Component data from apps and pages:
- Opening Delimiter -

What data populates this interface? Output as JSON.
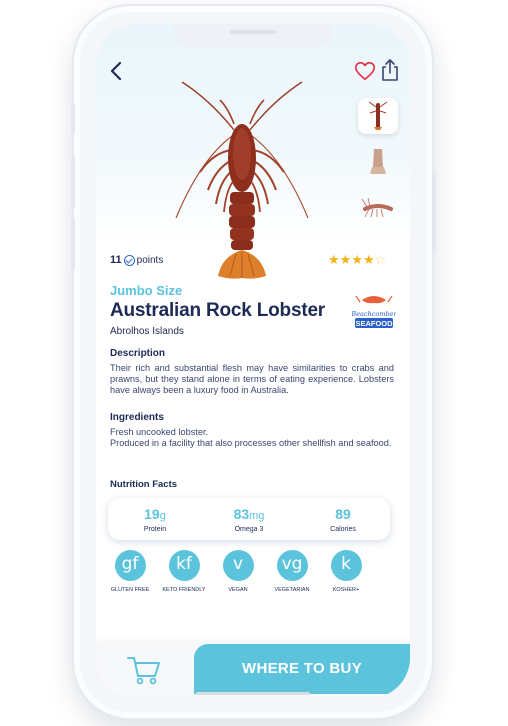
{
  "product": {
    "points_value": "11",
    "points_label": "points",
    "rating": 4,
    "rating_max": 5,
    "size": "Jumbo Size",
    "name": "Australian Rock Lobster",
    "origin": "Abrolhos Islands",
    "brand_logo_text": "Beachcomber SEAFOOD"
  },
  "description": {
    "heading": "Description",
    "text": "Their rich and substantial flesh may have similarities to crabs and prawns, but they stand alone in terms of eating experience. Lobsters have always been a luxury food in Australia."
  },
  "ingredients": {
    "heading": "Ingredients",
    "line1": "Fresh uncooked lobster.",
    "line2": "Produced in a facility that also processes other shellfish and seafood."
  },
  "nutrition": {
    "heading": "Nutrition Facts",
    "items": [
      {
        "value": "19",
        "unit": "g",
        "label": "Protein"
      },
      {
        "value": "83",
        "unit": "mg",
        "label": "Omega 3"
      },
      {
        "value": "89",
        "unit": "",
        "label": "Calories"
      }
    ]
  },
  "diets": [
    {
      "abbr": "gf",
      "label": "GLUTEN FREE"
    },
    {
      "abbr": "kf",
      "label": "KETO FRIENDLY"
    },
    {
      "abbr": "v",
      "label": "VEGAN"
    },
    {
      "abbr": "vg",
      "label": "VEGETARIAN"
    },
    {
      "abbr": "k",
      "label": "KOSHER+"
    }
  ],
  "actions": {
    "buy_label": "WHERE TO BUY"
  },
  "colors": {
    "accent": "#5cc3dd",
    "text_dark": "#1d2a55",
    "star": "#f2b21a",
    "heart": "#e2324a"
  },
  "icons": [
    "back-chevron-icon",
    "heart-icon",
    "share-icon",
    "check-badge-icon",
    "star-icon",
    "cart-icon"
  ]
}
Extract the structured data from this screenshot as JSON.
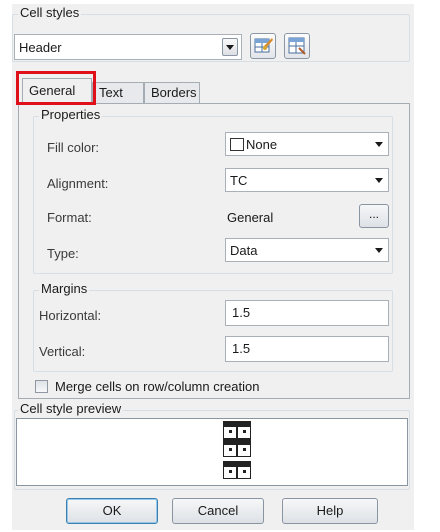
{
  "cell_styles": {
    "group_label": "Cell styles",
    "selected_style": "Header"
  },
  "tabs": [
    {
      "label": "General",
      "active": true
    },
    {
      "label": "Text",
      "active": false
    },
    {
      "label": "Borders",
      "active": false
    }
  ],
  "properties": {
    "group_label": "Properties",
    "fill_color_label": "Fill color:",
    "fill_color_value": "None",
    "alignment_label": "Alignment:",
    "alignment_value": "TC",
    "format_label": "Format:",
    "format_value": "General",
    "format_button": "...",
    "type_label": "Type:",
    "type_value": "Data"
  },
  "margins": {
    "group_label": "Margins",
    "horizontal_label": "Horizontal:",
    "horizontal_value": "1.5",
    "vertical_label": "Vertical:",
    "vertical_value": "1.5"
  },
  "merge_checkbox": {
    "label": "Merge cells on row/column creation",
    "checked": false
  },
  "preview": {
    "group_label": "Cell style preview"
  },
  "buttons": {
    "ok": "OK",
    "cancel": "Cancel",
    "help": "Help"
  },
  "colors": {
    "highlight": "#e0101a",
    "dialog_bg": "#f0f0f0"
  }
}
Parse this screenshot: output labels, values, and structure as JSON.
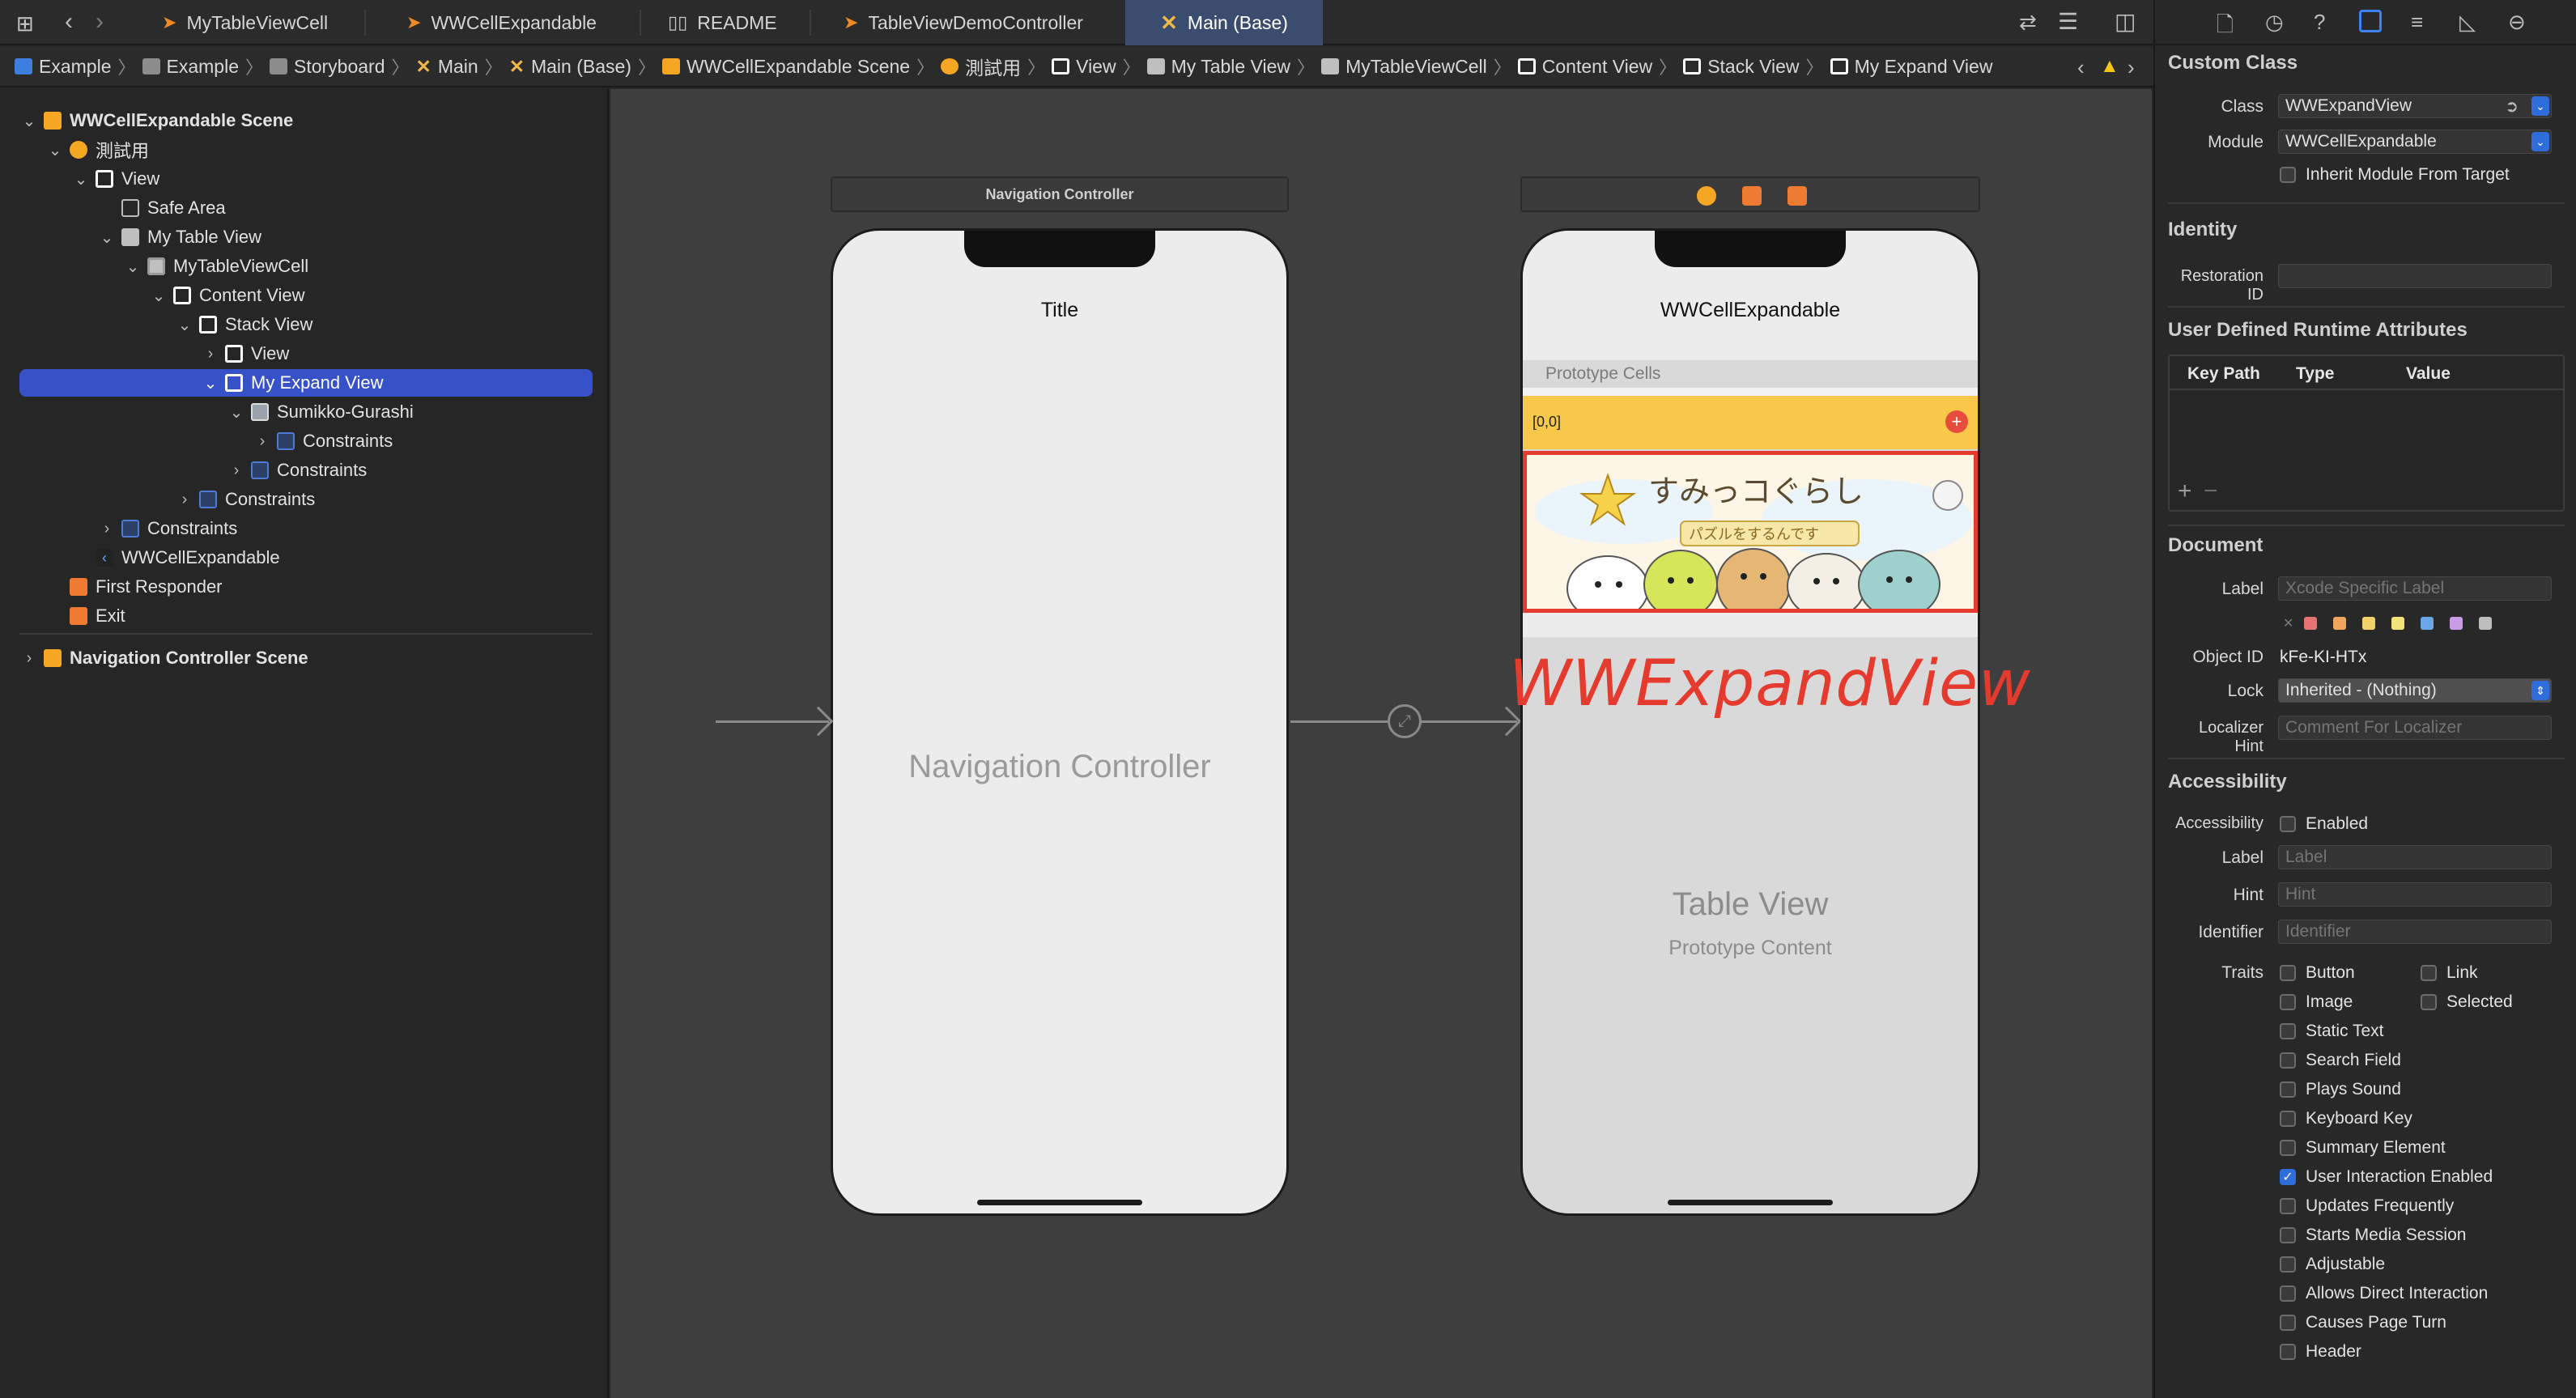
{
  "tabs": [
    {
      "label": "MyTableViewCell",
      "icon": "swift-file-icon"
    },
    {
      "label": "WWCellExpandable",
      "icon": "swift-file-icon"
    },
    {
      "label": "README",
      "icon": "book-icon"
    },
    {
      "label": "TableViewDemoController",
      "icon": "swift-file-icon"
    },
    {
      "label": "Main (Base)",
      "icon": "storyboard-icon",
      "active": true
    }
  ],
  "breadcrumb": [
    "Example",
    "Example",
    "Storyboard",
    "Main",
    "Main (Base)",
    "WWCellExpandable Scene",
    "測試用",
    "View",
    "My Table View",
    "MyTableViewCell",
    "Content View",
    "Stack View",
    "My Expand View"
  ],
  "outline": {
    "items": [
      {
        "label": "WWCellExpandable Scene",
        "bold": true
      },
      {
        "label": "測試用"
      },
      {
        "label": "View"
      },
      {
        "label": "Safe Area"
      },
      {
        "label": "My Table View"
      },
      {
        "label": "MyTableViewCell"
      },
      {
        "label": "Content View"
      },
      {
        "label": "Stack View"
      },
      {
        "label": "View"
      },
      {
        "label": "My Expand View",
        "selected": true
      },
      {
        "label": "Sumikko-Gurashi"
      },
      {
        "label": "Constraints"
      },
      {
        "label": "Constraints"
      },
      {
        "label": "Constraints"
      },
      {
        "label": "Constraints"
      },
      {
        "label": "WWCellExpandable"
      },
      {
        "label": "First Responder"
      },
      {
        "label": "Exit"
      },
      {
        "label": "Navigation Controller Scene",
        "bold": true
      }
    ]
  },
  "canvas": {
    "nav_scene": {
      "bar_label": "Navigation Controller",
      "title": "Title",
      "placeholder": "Navigation Controller"
    },
    "main_scene": {
      "title": "WWCellExpandable",
      "prototype_cells": "Prototype Cells",
      "cell_index": "[0,0]",
      "image_text": "すみっコぐらし",
      "image_subtext": "パズルをするんです",
      "annotation": "WWExpandView",
      "table_view": "Table View",
      "prototype_content": "Prototype Content"
    }
  },
  "inspector": {
    "custom_class": {
      "heading": "Custom Class",
      "class_label": "Class",
      "class_value": "WWExpandView",
      "module_label": "Module",
      "module_value": "WWCellExpandable",
      "inherit_label": "Inherit Module From Target"
    },
    "identity": {
      "heading": "Identity",
      "restoration_label": "Restoration ID"
    },
    "runtime": {
      "heading": "User Defined Runtime Attributes",
      "col_keypath": "Key Path",
      "col_type": "Type",
      "col_value": "Value"
    },
    "document": {
      "heading": "Document",
      "label_label": "Label",
      "label_placeholder": "Xcode Specific Label",
      "object_id_label": "Object ID",
      "object_id_value": "kFe-KI-HTx",
      "lock_label": "Lock",
      "lock_value": "Inherited - (Nothing)",
      "localizer_label": "Localizer Hint",
      "localizer_placeholder": "Comment For Localizer",
      "swatches": [
        "#e57373",
        "#f0a45c",
        "#f2d26a",
        "#f3e37a",
        "#6aa7e8",
        "#c99be6",
        "#bdbdbd"
      ]
    },
    "accessibility": {
      "heading": "Accessibility",
      "accessibility_label": "Accessibility",
      "enabled_label": "Enabled",
      "label_label": "Label",
      "label_placeholder": "Label",
      "hint_label": "Hint",
      "hint_placeholder": "Hint",
      "identifier_label": "Identifier",
      "identifier_placeholder": "Identifier",
      "traits_label": "Traits",
      "traits": [
        {
          "label": "Button",
          "checked": false
        },
        {
          "label": "Link",
          "checked": false
        },
        {
          "label": "Image",
          "checked": false
        },
        {
          "label": "Selected",
          "checked": false
        },
        {
          "label": "Static Text",
          "checked": false
        },
        {
          "label": "Search Field",
          "checked": false
        },
        {
          "label": "Plays Sound",
          "checked": false
        },
        {
          "label": "Keyboard Key",
          "checked": false
        },
        {
          "label": "Summary Element",
          "checked": false
        },
        {
          "label": "User Interaction Enabled",
          "checked": true
        },
        {
          "label": "Updates Frequently",
          "checked": false
        },
        {
          "label": "Starts Media Session",
          "checked": false
        },
        {
          "label": "Adjustable",
          "checked": false
        },
        {
          "label": "Allows Direct Interaction",
          "checked": false
        },
        {
          "label": "Causes Page Turn",
          "checked": false
        },
        {
          "label": "Header",
          "checked": false
        }
      ]
    }
  }
}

- Closing Delimiter -

■ TASK REQUIREMENTS:
Every line in the data above that includes the word "Prototype" should be copied.

■ TASK ANSWER:
      "prototype_cells": "Prototype Cells",
      "prototype_content": "Prototype Content"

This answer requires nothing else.